● Task details:
Set down each line of the data below exactly as it stands, dropping the pictures.

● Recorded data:
— Begin —

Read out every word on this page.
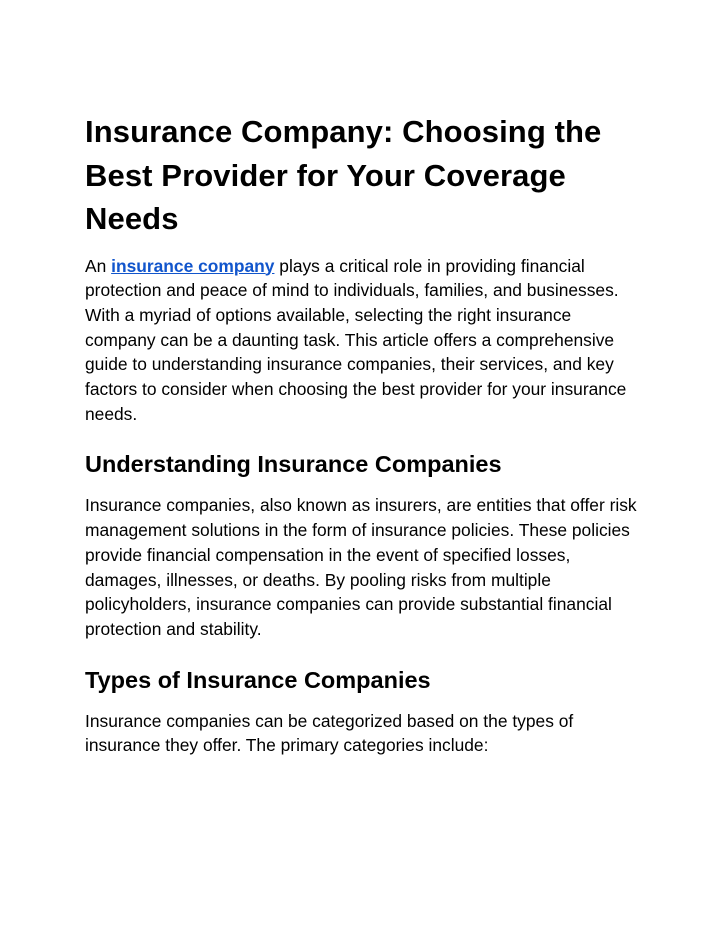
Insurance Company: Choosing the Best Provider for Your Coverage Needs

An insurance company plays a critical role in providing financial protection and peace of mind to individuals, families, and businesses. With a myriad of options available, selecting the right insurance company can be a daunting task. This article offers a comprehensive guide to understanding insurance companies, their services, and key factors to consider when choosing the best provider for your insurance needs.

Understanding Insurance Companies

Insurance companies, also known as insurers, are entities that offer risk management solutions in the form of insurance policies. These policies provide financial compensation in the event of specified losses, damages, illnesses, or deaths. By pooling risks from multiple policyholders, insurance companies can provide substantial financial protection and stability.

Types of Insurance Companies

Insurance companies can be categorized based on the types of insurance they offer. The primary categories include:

— End —

● Problem solution:
Read out every word on this page.
Insurance Company: Choosing the Best Provider for Your Coverage Needs

An insurance company plays a critical role in providing financial protection and peace of mind to individuals, families, and businesses. With a myriad of options available, selecting the right insurance company can be a daunting task. This article offers a comprehensive guide to understanding insurance companies, their services, and key factors to consider when choosing the best provider for your insurance needs.

Understanding Insurance Companies

Insurance companies, also known as insurers, are entities that offer risk management solutions in the form of insurance policies. These policies provide financial compensation in the event of specified losses, damages, illnesses, or deaths. By pooling risks from multiple policyholders, insurance companies can provide substantial financial protection and stability.

Types of Insurance Companies

Insurance companies can be categorized based on the types of insurance they offer. The primary categories include:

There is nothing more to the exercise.